» **Exercise details**
Scan the records for the word "JSON". Copy each line that includes it.

» **Dataset content**

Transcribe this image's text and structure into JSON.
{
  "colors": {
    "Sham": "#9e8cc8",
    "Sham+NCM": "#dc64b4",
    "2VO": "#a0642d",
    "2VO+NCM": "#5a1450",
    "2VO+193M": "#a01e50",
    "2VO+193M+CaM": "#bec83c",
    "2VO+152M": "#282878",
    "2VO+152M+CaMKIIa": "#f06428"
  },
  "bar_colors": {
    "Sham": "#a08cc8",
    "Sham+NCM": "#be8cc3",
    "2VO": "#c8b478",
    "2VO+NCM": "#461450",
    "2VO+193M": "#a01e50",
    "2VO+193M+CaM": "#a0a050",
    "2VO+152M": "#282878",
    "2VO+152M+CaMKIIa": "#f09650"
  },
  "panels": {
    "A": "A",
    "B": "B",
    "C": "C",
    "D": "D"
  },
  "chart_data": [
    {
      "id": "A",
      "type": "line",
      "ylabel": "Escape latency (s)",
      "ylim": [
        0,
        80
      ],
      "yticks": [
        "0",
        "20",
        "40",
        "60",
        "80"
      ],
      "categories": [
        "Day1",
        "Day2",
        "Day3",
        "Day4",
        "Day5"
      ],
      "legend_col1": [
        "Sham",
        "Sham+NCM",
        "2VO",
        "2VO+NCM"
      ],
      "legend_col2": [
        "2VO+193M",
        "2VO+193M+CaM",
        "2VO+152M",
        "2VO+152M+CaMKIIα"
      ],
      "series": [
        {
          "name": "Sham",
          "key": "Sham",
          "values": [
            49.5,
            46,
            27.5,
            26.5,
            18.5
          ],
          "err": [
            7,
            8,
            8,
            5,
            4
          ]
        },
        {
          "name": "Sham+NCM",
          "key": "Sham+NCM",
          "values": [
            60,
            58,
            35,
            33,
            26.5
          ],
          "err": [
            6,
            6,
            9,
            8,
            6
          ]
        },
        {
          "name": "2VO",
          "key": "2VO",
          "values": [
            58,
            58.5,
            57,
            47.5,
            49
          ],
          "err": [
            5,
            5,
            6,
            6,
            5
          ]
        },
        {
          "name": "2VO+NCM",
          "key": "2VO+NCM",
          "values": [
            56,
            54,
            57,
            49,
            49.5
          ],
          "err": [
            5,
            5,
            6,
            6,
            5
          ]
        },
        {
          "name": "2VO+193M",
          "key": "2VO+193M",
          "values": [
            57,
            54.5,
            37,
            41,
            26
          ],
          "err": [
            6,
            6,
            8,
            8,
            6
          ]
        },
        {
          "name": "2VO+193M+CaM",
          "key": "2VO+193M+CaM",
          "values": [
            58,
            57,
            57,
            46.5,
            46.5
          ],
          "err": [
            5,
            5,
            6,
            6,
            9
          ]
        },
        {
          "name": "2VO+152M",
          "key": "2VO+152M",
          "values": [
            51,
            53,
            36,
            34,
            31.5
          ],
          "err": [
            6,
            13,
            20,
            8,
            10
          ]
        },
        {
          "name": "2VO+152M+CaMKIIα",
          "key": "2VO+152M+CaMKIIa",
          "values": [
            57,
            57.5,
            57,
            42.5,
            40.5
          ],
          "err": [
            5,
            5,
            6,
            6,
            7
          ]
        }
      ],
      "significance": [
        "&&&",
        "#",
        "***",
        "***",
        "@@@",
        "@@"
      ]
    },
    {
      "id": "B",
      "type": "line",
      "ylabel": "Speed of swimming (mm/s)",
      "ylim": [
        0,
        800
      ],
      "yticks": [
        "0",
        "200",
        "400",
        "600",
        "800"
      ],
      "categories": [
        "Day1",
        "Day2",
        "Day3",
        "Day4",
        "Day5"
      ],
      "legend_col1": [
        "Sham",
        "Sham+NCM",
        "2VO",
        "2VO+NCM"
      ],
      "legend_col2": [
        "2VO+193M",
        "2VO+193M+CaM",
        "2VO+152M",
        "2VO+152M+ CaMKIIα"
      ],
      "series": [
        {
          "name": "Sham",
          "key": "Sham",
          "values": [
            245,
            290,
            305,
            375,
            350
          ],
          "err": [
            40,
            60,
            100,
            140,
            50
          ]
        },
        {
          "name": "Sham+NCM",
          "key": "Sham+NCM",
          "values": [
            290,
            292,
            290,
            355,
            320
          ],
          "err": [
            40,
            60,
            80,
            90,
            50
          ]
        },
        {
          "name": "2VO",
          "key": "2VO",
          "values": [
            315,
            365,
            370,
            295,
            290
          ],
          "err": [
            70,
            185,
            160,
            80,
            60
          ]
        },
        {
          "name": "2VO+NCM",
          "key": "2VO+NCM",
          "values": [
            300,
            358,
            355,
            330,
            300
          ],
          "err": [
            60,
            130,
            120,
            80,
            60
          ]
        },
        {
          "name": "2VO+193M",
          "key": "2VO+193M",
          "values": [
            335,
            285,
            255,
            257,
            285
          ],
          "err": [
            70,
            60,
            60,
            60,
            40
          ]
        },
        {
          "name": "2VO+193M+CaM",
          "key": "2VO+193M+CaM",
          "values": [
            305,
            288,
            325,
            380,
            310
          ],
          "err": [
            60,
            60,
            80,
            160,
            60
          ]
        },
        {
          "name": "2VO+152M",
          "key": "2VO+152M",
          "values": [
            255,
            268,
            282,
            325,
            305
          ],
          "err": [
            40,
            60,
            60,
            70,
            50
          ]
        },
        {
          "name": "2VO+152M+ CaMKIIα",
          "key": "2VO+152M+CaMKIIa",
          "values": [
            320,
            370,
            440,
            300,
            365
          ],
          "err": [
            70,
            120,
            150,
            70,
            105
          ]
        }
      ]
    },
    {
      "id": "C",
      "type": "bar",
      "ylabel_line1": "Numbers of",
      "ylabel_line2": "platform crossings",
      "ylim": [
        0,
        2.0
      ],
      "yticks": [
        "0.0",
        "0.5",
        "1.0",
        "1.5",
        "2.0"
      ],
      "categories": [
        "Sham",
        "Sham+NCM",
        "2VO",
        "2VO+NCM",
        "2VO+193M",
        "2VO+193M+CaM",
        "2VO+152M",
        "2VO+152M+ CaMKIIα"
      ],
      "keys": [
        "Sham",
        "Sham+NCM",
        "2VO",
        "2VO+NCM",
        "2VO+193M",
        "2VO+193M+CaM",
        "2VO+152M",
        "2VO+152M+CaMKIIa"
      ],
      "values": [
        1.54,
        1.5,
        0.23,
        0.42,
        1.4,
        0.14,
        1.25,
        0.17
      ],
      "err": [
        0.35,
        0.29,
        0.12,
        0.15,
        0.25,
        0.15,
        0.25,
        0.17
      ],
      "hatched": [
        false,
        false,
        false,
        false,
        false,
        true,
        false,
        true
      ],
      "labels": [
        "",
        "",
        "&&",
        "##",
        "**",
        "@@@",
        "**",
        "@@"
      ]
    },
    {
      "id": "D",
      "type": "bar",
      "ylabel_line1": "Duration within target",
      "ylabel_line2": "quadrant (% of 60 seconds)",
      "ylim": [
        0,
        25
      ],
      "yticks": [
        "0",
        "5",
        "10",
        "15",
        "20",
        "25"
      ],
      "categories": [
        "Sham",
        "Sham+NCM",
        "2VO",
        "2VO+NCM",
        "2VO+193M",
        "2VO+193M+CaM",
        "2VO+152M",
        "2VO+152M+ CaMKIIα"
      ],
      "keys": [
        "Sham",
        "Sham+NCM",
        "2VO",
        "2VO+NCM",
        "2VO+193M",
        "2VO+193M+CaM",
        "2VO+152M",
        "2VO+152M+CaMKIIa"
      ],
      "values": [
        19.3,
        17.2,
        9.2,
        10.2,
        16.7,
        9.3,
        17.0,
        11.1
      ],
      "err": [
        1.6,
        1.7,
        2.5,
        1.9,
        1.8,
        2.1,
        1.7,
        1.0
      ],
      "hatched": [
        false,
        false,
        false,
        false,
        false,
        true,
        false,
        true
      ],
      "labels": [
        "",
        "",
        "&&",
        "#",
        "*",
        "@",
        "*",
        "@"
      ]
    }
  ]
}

---

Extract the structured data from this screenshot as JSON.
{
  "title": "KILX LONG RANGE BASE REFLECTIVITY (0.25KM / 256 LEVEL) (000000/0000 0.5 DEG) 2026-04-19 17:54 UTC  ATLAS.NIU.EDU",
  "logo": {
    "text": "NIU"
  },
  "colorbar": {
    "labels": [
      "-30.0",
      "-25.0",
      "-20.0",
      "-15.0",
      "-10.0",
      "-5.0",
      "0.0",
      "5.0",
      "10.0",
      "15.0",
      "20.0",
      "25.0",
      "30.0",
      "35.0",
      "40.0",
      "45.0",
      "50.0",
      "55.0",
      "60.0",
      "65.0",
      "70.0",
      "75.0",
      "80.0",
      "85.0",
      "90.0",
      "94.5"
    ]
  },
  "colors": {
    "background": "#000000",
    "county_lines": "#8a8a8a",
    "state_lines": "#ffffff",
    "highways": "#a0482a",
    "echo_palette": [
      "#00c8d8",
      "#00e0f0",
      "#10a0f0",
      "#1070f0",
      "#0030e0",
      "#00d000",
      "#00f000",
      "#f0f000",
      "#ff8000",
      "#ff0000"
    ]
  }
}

» **Complete response**
Transcribe this image's text and structure into JSON.
Extract the structured data from this screenshot as JSON.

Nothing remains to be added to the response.